## TASK DESCRIPTION
In the records below, find each line with the word "this" and copy it.

───── ENTRIES ─────

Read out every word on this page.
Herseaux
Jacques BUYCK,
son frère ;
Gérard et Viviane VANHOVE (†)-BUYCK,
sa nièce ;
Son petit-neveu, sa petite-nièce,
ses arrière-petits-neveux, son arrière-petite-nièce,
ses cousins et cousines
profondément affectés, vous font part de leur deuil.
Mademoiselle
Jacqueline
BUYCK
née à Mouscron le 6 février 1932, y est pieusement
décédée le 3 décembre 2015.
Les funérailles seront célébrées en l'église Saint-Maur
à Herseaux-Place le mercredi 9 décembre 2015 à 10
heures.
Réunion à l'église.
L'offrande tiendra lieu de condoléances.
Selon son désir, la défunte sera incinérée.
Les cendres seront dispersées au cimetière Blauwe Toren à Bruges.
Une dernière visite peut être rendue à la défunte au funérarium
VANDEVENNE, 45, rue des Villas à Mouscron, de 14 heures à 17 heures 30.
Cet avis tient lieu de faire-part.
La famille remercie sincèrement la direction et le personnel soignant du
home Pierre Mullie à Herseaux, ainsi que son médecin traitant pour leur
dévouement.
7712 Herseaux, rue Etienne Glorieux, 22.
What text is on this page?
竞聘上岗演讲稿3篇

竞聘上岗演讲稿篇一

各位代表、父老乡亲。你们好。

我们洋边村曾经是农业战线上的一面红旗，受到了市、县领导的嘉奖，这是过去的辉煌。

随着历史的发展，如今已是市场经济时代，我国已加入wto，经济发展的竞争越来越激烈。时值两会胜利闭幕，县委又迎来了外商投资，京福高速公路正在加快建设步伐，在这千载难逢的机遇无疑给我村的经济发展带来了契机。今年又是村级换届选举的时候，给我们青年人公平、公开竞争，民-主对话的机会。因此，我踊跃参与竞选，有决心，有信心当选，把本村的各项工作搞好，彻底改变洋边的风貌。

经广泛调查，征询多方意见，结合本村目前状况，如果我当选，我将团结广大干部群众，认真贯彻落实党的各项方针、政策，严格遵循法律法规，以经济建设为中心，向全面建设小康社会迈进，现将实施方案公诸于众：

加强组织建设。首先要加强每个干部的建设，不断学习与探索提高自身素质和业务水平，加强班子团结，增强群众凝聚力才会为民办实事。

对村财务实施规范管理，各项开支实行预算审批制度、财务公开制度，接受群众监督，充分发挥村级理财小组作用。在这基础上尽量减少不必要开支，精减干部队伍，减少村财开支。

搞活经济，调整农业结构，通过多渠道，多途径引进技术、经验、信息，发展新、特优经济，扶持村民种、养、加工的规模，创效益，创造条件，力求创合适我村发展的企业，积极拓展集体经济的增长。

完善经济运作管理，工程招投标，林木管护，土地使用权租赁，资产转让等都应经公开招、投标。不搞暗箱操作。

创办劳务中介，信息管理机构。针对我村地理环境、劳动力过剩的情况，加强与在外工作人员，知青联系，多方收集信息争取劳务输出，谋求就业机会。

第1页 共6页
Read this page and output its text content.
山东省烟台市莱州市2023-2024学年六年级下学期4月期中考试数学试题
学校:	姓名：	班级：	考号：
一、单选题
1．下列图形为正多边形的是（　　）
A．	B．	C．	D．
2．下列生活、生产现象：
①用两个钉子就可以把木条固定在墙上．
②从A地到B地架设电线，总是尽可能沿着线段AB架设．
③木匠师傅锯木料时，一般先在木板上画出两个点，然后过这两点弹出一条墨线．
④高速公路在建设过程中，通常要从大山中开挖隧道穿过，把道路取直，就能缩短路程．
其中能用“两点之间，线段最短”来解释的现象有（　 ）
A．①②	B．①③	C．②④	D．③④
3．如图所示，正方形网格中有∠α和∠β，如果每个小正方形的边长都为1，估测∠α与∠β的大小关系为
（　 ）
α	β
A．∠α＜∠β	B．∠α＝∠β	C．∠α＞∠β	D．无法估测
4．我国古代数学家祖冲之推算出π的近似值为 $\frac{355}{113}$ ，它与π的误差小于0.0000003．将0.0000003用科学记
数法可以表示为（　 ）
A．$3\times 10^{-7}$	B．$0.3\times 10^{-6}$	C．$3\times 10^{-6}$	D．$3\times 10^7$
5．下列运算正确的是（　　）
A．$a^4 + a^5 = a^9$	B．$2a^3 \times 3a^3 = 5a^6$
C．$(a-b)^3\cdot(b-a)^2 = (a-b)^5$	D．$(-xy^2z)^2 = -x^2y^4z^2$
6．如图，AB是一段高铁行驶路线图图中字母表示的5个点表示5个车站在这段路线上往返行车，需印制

─────

## EXERCISE OUTPUT
Read out every word on this page.
What text is on this page?
Read this page and output its text content.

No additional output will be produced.